── Исходный текст

Но «обычный» читатель всегда имеет привилегию – не читать; а вот пришвинский биограф никак не мог позволить себе такой поблажки и не обращать внимания на груду (гору!) дневниковых записей. Причем нужно было еще как-то уцелеть под этой лавиной – сохранив присутствие духа, «превзойти» материал, судить о нем (а тем самым и о личности писавшего) по возможности беспристрастно.
Итак (продолжаем наши умозрительные построения), автору книги о Пришвине по необходимости пришлось сводить и взаимопримирять три «канала информации»: во-первых, представить жизнь писателя «как она есть» – зафиксированную в неоспоримых фактах, документах и воспоминаниях; во-вторых, учесть то вúдение действительности, которое воплощено в пришвинском Дневнике; в-третьих, привлечь материал художественных произведений Пришвина – в которых, заметим, позиция автора вовсе не обязательно тождественна (а порой противоположна) «дневниковой» точке зрения. Например, говоря об «автобиографическом» романе Пришвина «Кащеева цепь» и о том, сколь причудливо отразились в нем реальные обстоятельства. А. Варламов пишет: «Расхождения существуют не только между романом и действительностью (что естественно), а также между романом и Дневником, но и между Дневником и действительностью и объясняются они отнюдь не ошибками памяти – вот почему и к пришвинскому Дневнику следует подходить с мерками художественного произведения. <…> И суть этого раздвоения, уникальность Пришвина как художника в том, что без его художественной прозы не может быть понят его Дневник, а без Дневника – проза, они идут бок о бок и лишь в совокупности своей позволяют нам судить об авторской позиции. Более того, в известном смысле не столько дневниковые записи являются лесами к его роману, сколько роман к Дневнику, равно как и все опубликованное у Пришвина в советские годы призвано объяснить неопубликованное» (с. 27, 30).

────
── Сохранённые данные

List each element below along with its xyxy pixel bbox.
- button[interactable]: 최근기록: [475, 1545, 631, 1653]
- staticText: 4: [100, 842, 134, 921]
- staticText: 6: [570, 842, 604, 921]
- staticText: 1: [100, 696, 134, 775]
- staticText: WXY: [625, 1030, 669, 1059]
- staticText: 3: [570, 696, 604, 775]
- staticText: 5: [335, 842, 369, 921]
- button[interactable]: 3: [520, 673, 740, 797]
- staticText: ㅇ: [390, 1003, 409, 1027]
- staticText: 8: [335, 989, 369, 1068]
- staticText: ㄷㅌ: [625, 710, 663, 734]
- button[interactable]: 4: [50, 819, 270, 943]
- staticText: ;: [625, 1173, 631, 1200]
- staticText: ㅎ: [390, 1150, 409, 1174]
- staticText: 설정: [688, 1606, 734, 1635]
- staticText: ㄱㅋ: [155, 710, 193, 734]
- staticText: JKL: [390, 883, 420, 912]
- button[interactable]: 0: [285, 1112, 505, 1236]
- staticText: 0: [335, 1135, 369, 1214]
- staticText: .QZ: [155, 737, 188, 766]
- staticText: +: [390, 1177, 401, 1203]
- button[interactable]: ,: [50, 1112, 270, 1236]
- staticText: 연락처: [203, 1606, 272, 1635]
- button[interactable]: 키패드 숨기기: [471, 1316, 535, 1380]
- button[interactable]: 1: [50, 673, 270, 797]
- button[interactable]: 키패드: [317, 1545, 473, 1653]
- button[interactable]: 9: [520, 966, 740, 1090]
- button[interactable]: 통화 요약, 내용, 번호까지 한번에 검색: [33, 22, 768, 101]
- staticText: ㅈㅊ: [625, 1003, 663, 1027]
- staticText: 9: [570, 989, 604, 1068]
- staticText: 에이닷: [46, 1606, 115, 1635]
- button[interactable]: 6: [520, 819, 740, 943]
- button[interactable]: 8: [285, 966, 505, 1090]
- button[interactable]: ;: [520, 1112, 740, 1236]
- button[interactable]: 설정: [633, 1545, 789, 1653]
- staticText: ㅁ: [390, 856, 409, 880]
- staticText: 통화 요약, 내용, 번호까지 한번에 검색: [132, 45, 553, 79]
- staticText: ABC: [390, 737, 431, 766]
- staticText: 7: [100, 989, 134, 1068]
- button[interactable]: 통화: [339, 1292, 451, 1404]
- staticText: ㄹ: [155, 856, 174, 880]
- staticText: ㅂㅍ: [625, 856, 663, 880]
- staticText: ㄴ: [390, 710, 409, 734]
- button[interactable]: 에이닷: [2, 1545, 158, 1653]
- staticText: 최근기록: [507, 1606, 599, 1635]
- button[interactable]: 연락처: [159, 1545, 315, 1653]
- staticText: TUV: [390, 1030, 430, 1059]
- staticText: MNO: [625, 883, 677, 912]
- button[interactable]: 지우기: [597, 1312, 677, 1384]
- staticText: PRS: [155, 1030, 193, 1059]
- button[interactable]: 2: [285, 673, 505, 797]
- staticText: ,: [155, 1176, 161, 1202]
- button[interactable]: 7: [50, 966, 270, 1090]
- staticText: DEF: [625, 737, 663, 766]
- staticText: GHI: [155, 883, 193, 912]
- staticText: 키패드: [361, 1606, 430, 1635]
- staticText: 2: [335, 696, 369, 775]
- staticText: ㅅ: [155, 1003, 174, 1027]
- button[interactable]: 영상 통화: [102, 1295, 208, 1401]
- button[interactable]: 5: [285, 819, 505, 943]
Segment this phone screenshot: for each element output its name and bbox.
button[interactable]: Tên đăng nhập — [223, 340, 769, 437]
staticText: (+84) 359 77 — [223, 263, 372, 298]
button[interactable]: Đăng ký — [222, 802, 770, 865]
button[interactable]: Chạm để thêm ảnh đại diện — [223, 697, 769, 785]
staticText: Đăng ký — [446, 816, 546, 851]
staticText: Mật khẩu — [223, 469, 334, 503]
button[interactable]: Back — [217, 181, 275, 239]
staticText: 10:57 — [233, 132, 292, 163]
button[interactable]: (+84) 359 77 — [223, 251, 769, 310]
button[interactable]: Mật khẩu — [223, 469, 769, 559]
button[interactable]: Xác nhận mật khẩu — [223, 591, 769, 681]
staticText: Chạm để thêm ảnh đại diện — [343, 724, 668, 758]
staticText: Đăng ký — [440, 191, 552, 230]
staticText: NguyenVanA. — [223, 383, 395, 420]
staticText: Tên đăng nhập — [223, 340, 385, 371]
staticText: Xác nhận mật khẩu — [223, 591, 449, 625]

────

Задание —
Напишите продолжение текста о биографии Пришвина, начав сразу после его последнего предложения. Записи никак не связаны с текстом.

Ответ ниже —
Герой книги предстает как типичная личность Серебряного века – сумевшая, однако, перешагнуть рамки сугубого эстетизма: «Пришвин был великим жизнетворцем и мистификатором, сделав себя главным героем своих произведений, он не просто описывал свою жизнь, но выстраивал ее как роман. <…> Пришвин был не одинок в стремлении превратить в свое “автобиографическое пространство” окружавший его мир и в этом смысле, подобно многим из окружавших его литераторов, был декадентен, эгоистичен и субъективен: он творил свою судьбу и был более всего этим мифотворчеством озабочен, но что-то спасало его прозу от крайнего субъективизма, что-то удавалось ему нащупать и выразить глубоко личное» (с. 45–46).
Судьба, мировоззрение и стиль Пришвина соотносятся в книге с творчеством ряда нескольких крупных писателей XX в. Это прежде всего В. Розанов – человек, оказавший на Пришвина огромное влияние, не только идейное, но и «стилистическое» (этим, в частности, объясняется своеобразие пришвинского Дневника). Много говорится о «перекличках» с И. Буниным (земляком и почти ровесником Пришвина). Важным «собеседником» предстает и А. Ремизов – который, между прочим, оценивал пришвинское творчество исключительно высоко, заявив: «Пришвин, во все невзгоды и беды не покидавший Россию, первый писатель в России». Есть, разумеется, и антагонисты: как те, с которыми не был согласен Пришвин (А. Блок, М. Горький), так и те, которые не соглашались с ним (например, А. Платонов).
Автор книги вполне справедливо критикует стереотипные (старорежимно-советские по происхождению) модели творческой динамики Пришвина («от модернизма к реализму» и т. п.); однако и сам А. Варламов мыслит биографию своего «подопечного» не как «просто жизнь», а именно как путь (реализацию Промысла, если угодно). И ненавязчиво, но отчетливо проводит мысль о том, что «целью» (или сверхцелью) этого пути было приобщение к религии – после долгих и достаточно мучительных попыток отыскать некую суррогатную веру. Говоря все о той же «Кащеевой цепи», автор книги пишет: «И пришвинский роман, и пришвинская жизнь – все это по большому счету история о том, как молодого человека в младенчестве напугали концом света, а потом в юности вовлекли в революцию, как он через это пострадал и как от революции отрекся, уходя в совершенно иные сферы» (с. 61). В конце концов «конец света» вроде бы перестал пугать – но самое удивительное, что позднее «становление» Пришвина как православного христианина сочеталось с явно углублявшейся в 1940–1950-х годах его «советскостью» – причем не конъюнктурной, а подлинной, глубинной. Впрочем, именно поэтому о «советскости» приходится говорить с большими оговорками: «В послевоенные годы Пришвин, как и официальная советская идеология, проповедовал грядущий коммунизм <…> Только любовь эта и понимание коммунизма были у писателя и Центрального Комитета партии слишком различными» (с. 459). И это далеко не единственный парадокс в жизни Пришвина (литератора вполне вроде бы «официального» и обласканного), на который обращает внимание биограф.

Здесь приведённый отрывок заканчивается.